TASK:
Drop the pictures from the entries below, then reproduce the rest exactly.

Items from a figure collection
"""

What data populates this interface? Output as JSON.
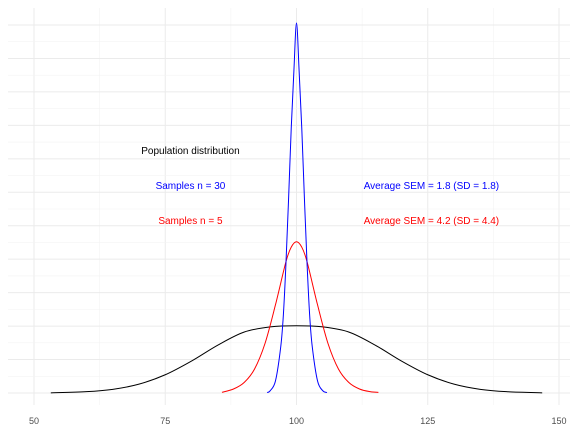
{
  "chart_data": {
    "type": "line",
    "title": "",
    "xlabel": "",
    "ylabel": "",
    "xlim": [
      50,
      150
    ],
    "ylim": [
      0,
      0.228
    ],
    "x_ticks": [
      50,
      75,
      100,
      125,
      150
    ],
    "x_tick_labels": [
      "50",
      "75",
      "100",
      "125",
      "150"
    ],
    "grid": true,
    "legend": "none",
    "series": [
      {
        "color": "#000000",
        "x": [
          53.2,
          60,
          65,
          70,
          75,
          80,
          85,
          90,
          95,
          100,
          105,
          110,
          115,
          120,
          125,
          130,
          135,
          140,
          146.8
        ],
        "y": [
          0.0001,
          0.0008,
          0.0022,
          0.0053,
          0.0109,
          0.0191,
          0.0286,
          0.0364,
          0.0395,
          0.0402,
          0.0395,
          0.0364,
          0.0286,
          0.0191,
          0.0109,
          0.0053,
          0.0022,
          0.0008,
          0.0001
        ]
      },
      {
        "color": "#ff0000",
        "x": [
          85.8,
          88,
          90,
          92,
          94,
          96,
          98,
          99,
          100,
          101,
          102,
          104,
          106,
          108,
          110,
          112,
          114,
          115.6
        ],
        "y": [
          0.0004,
          0.0024,
          0.0062,
          0.0143,
          0.0296,
          0.0528,
          0.0786,
          0.0872,
          0.0904,
          0.0872,
          0.0786,
          0.0528,
          0.0296,
          0.0143,
          0.0062,
          0.0024,
          0.0008,
          0.0004
        ]
      },
      {
        "color": "#0000ff",
        "x": [
          94.4,
          95,
          96,
          97,
          97.5,
          98,
          98.5,
          99,
          99.5,
          100,
          100.5,
          101,
          101.5,
          102,
          102.5,
          103,
          104,
          105,
          105.8
        ],
        "y": [
          0.0003,
          0.0014,
          0.0073,
          0.0277,
          0.0468,
          0.0781,
          0.1169,
          0.1586,
          0.1924,
          0.2212,
          0.1924,
          0.1586,
          0.1169,
          0.0781,
          0.0468,
          0.0277,
          0.0073,
          0.0014,
          0.0003
        ]
      }
    ],
    "annotations": [
      {
        "text": "Population distribution",
        "x": 79.8,
        "y": 0.1446,
        "color": "#000000"
      },
      {
        "text": "Samples n = 30",
        "x": 79.8,
        "y": 0.1236,
        "color": "#0000ff"
      },
      {
        "text": "Samples n = 5",
        "x": 79.8,
        "y": 0.1026,
        "color": "#ff0000"
      },
      {
        "text": "Average SEM = 1.8 (SD = 1.8)",
        "x": 125.7,
        "y": 0.1236,
        "color": "#0000ff"
      },
      {
        "text": "Average SEM = 4.2 (SD = 4.4)",
        "x": 125.7,
        "y": 0.1026,
        "color": "#ff0000"
      }
    ]
  }
}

"""

ANSWER TO THE TASK:
What data populates this interface? Output as JSON.
{
  "chart_data": {
    "type": "line",
    "title": "",
    "xlabel": "",
    "ylabel": "",
    "xlim": [
      50,
      150
    ],
    "ylim": [
      0,
      0.228
    ],
    "x_ticks": [
      50,
      75,
      100,
      125,
      150
    ],
    "x_tick_labels": [
      "50",
      "75",
      "100",
      "125",
      "150"
    ],
    "grid": true,
    "legend": "none",
    "series": [
      {
        "color": "#000000",
        "x": [
          53.2,
          60,
          65,
          70,
          75,
          80,
          85,
          90,
          95,
          100,
          105,
          110,
          115,
          120,
          125,
          130,
          135,
          140,
          146.8
        ],
        "y": [
          0.0001,
          0.0008,
          0.0022,
          0.0053,
          0.0109,
          0.0191,
          0.0286,
          0.0364,
          0.0395,
          0.0402,
          0.0395,
          0.0364,
          0.0286,
          0.0191,
          0.0109,
          0.0053,
          0.0022,
          0.0008,
          0.0001
        ]
      },
      {
        "color": "#ff0000",
        "x": [
          85.8,
          88,
          90,
          92,
          94,
          96,
          98,
          99,
          100,
          101,
          102,
          104,
          106,
          108,
          110,
          112,
          114,
          115.6
        ],
        "y": [
          0.0004,
          0.0024,
          0.0062,
          0.0143,
          0.0296,
          0.0528,
          0.0786,
          0.0872,
          0.0904,
          0.0872,
          0.0786,
          0.0528,
          0.0296,
          0.0143,
          0.0062,
          0.0024,
          0.0008,
          0.0004
        ]
      },
      {
        "color": "#0000ff",
        "x": [
          94.4,
          95,
          96,
          97,
          97.5,
          98,
          98.5,
          99,
          99.5,
          100,
          100.5,
          101,
          101.5,
          102,
          102.5,
          103,
          104,
          105,
          105.8
        ],
        "y": [
          0.0003,
          0.0014,
          0.0073,
          0.0277,
          0.0468,
          0.0781,
          0.1169,
          0.1586,
          0.1924,
          0.2212,
          0.1924,
          0.1586,
          0.1169,
          0.0781,
          0.0468,
          0.0277,
          0.0073,
          0.0014,
          0.0003
        ]
      }
    ],
    "annotations": [
      {
        "text": "Population distribution",
        "x": 79.8,
        "y": 0.1446,
        "color": "#000000"
      },
      {
        "text": "Samples n = 30",
        "x": 79.8,
        "y": 0.1236,
        "color": "#0000ff"
      },
      {
        "text": "Samples n = 5",
        "x": 79.8,
        "y": 0.1026,
        "color": "#ff0000"
      },
      {
        "text": "Average SEM = 1.8 (SD = 1.8)",
        "x": 125.7,
        "y": 0.1236,
        "color": "#0000ff"
      },
      {
        "text": "Average SEM = 4.2 (SD = 4.4)",
        "x": 125.7,
        "y": 0.1026,
        "color": "#ff0000"
      }
    ]
  }
}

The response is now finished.